─── TEXT EXCERPT
# Lynnhaven Pier Observation 6/26



## Fish'n Phil (Nov 11, 2002)

Stopped by Lynnhaven Pier this afternoon. Was told some Roundhead and spot biting. Was also told the crabs are there. I asked several times about the size of the crabs but did not get an answer. Talked to a lady in the parking lot and she showed me the crabs in her cooler...mostly small but she had a reasonable number on ice.


----------



## vaheelsfan (May 31, 2006)

Last two times I fished that pier it was impossible to keep a bait in the water due to the crabs. Pretty much as soon as it hit bottom there was one after it. I have caught some really nice spot from it in the fall though.


----------



## Justfshn (Nov 22, 2007)

Piers......you know they didnt want to show you or tell you the size on those crabs because crabs have a size regulation. I doubt they were peelers and i would almost bet they had a cooler full of short undersized sallys. As much crabbing as i have done on piers i the bay i have about a 90-10female to male catch and the majority of those females are sponges. I doubt they measured one single crab they caught. You need to go to a lake or creek or some muddy bottom to get the good jimmies.

* Minimum size limits: 5 inches for male hard crabs (jimmies) and immature female hard crabs(sallies),No size limits exist for adult female hard crabs (sooks). ***{but you said they were all small so they were definitely not sooks.}***


* Dark sponge (brown through black coloration) crabs must be returned to the water alive and not altered or destroyed in any manner during the period of March 17 thru June 1; however, a tolerance of 10 dark sponge crabs per bushel is allowed [4 VAC 20-370-20].


----------



## Z9Falcon (Jun 2, 2010)

SGT.Bunghole, I saw a bunch of people keeping females with sponges at Kip so is it game now that it is the end of June or are there certain limits? I'm not very familiar with regulations on crab as I never keep em'. Haha!


----------



## Justfshn (Nov 22, 2007)

My bad i forgot what month it was.lol.

Anyway you can keep them to your hearts desire now but the op said they had small crabs. Not an expert but i would say sponge crabs are all mature so they dont have a size anyway just a time of restriction. I guess a mature sally can simply be very small. You would have to look at each ones underside to figure that out. Just seemed odd that no one wanted to show phil their catch.

http://www.bluecrab.info/identification.html


----------



## Z9Falcon (Jun 2, 2010)

Thank you so much for the answer and the link!

I was under the impression that all females were off limits haha!


----------



## Smittroc (May 1, 2009)

SGT.Bunghole said:


> My bad i forgot what month it was.lol.
> 
> Anyway you can keep them to your hearts desire now but the op said they had small crabs. Not an expert but i would say sponge crabs are all mature so they dont have a size anyway just a time of restriction. I guess a mature sally can simply be very small. You would have to look at each ones underside to figure that out. Just seemed odd that no one wanted to show phil their catch.
> 
> http://www.bluecrab.info/identification.html


SGT B,

Man this was a great website. I got carried away on it. Thanks for sharing... very good read.


----------



## ASK4Fish (May 4, 2005)
──────
─── STORED ROWS
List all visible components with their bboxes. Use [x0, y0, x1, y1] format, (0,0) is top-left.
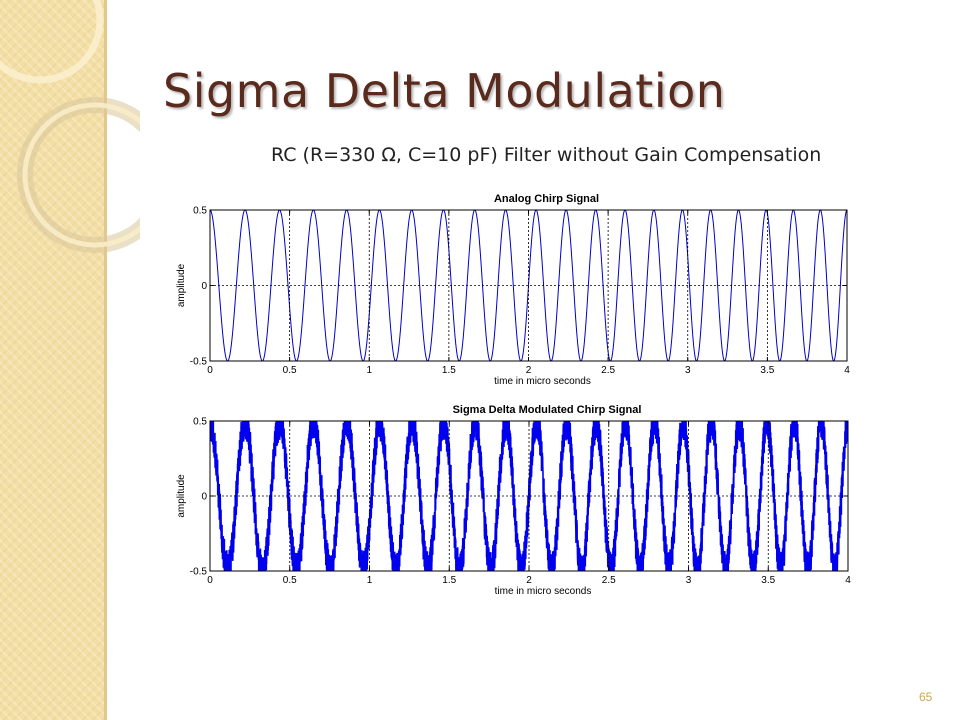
sidebar-edge: [104, 0, 107, 720]
y-axis-label: amplitude: [176, 263, 187, 307]
x-tick-label: 4: [845, 575, 851, 586]
x-tick-label: 1: [367, 575, 373, 586]
x-tick-label: 2: [526, 575, 532, 586]
y-tick-label: 0: [201, 492, 207, 503]
x-tick-label: 0: [207, 365, 213, 376]
x-tick-label: 0.5: [283, 575, 297, 586]
x-tick-label: 3: [685, 365, 691, 376]
x-tick-label: 3.5: [760, 365, 774, 376]
slide-subtitle: RC (R=330 Ω, C=10 pF) Filter without Gai…: [271, 144, 822, 166]
chart-title: Analog Chirp Signal: [494, 193, 599, 205]
x-tick-label: 3: [686, 575, 692, 586]
y-tick-label: -0.5: [190, 567, 208, 578]
slide-title: Sigma Delta Modulation: [163, 64, 726, 118]
y-tick-label: -0.5: [190, 357, 208, 368]
x-tick-label: 3.5: [761, 575, 775, 586]
x-tick-label: 1.5: [442, 365, 456, 376]
x-tick-label: 1: [366, 365, 372, 376]
decorative-swirls: [0, 0, 140, 253]
y-tick-label: 0.5: [193, 417, 207, 428]
x-tick-label: 2.5: [602, 575, 616, 586]
x-tick-label: 0: [207, 575, 213, 586]
x-axis-label: time in micro seconds: [494, 376, 591, 387]
y-tick-label: 0: [201, 281, 207, 292]
y-axis-label: amplitude: [176, 474, 187, 518]
x-tick-label: 2.5: [601, 365, 615, 376]
x-tick-label: 0.5: [283, 365, 297, 376]
page-number: 65: [919, 690, 933, 704]
x-tick-label: 1.5: [442, 575, 456, 586]
y-tick-label: 0.5: [193, 206, 207, 217]
chart-title: Sigma Delta Modulated Chirp Signal: [453, 404, 642, 416]
x-tick-label: 2: [526, 365, 532, 376]
x-tick-label: 4: [844, 365, 850, 376]
x-axis-label: time in micro seconds: [495, 586, 592, 597]
signal-trace: [210, 210, 847, 361]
──────
▶ TASK BRIEF
Supply the next part of the Lynnhaven Pier fishing thread, picking up right after its last line.

▶ REPLY TO THE TASK
i'm going to say it like it is...99.999999% of all crabs you're going to catch from a pier are going to be busted(with eggs) sooks...there is no size limit on sooks, period...and size has nothing to do with when a crab becomes mature...if she's doubled when she sheds, she gets mated...i've seen 2 1/2" females with sponges, and smaller than that that were clean, but still mature...


----------



## Justfshn (Nov 22, 2007)

Having not crabbed this year i actually didnt realize the date of the dark sponges changed. Last year it was illegal to keep them until july 15. Askforfish has it summed up pretty good. The crab regs are subject to interpretation. Also you can keep any non dark sponge crab of any size any time of the year. Question is and the reason i even commented on it, why would anyone even want to keep a bushel or cooler full of egg carrying crabs?


----------



## Thrifty Angler (May 5, 2002)

Gotta Luv Those Crustaceans


----------



## Tom Powers (Aug 2, 2001)

I don't know where you got the date but the cutoff is JULY 1st no JUNE 1st.

here is the law.

4 VAC 20-370-20. CULLING REQUIREMENTS. 
D. From *March 17 through June 30*, it shall be unlawful for any person to possess for a period longer than is necessary for immediate determination of the presence of a dark egg mass more than 10 dark sponge crabs per United States standard bushel or 35 dark sponge crabs per barrel, and the following conservation measures shall be in effect: 

1. During culling, those dark sponge crabs in excess of the allowance level shall be immediately returned to the water alive and shall not be altered or destroyed in any manner. 

2. It shall be unlawful for any person to possess for a period longer than is necessary for immediate determination of unnatural removal of eggs, a female blue crab that has been scrubbed or has in any manner other than natural hatching had the eggs removed therefrom.

3. Any marine patrol officer may grade or cull any number of barrels, baskets or containers of crabs in any person's possession. If the officer finds more than 10 dark sponge crabs per United States standard bushel or 35 per barrel, he shall seize the entire quantity of crabs in or from each such container, and the person who possessed the crabs shall immediately return them to the water. Refusal to return the crabs to the water is a separate offense from any other violation.


----------



## Thrifty Angler (May 5, 2002)

Page was Revised June 15, 2010. I hope.  
Found it here near the bottom of the page under size/catch restrictions.


----------



## Thrifty Angler (May 5, 2002)

However, according to this article, July 1 is the start date to keep highly pregnant female crabs. Maybe this article refers to regs for commercial crab harvesters.  
Can you post up a link for the info you provided TP? Thanks

It's all good folks. The pic of the cooler full of crabs I posted above is of a catch I made last summer (2009) after the mid July cut off date = I'm no poacher.


----------



## incucrash (May 7, 2008)

*Was there 6/26-6/27*

TOO MANY CRABS!!! but I was happy to pay $16 and support them! Glad to see they are open!


Lots of babies, but some medium sized ones as well... a Lady on the end had a wooden crate and most looked within size limit....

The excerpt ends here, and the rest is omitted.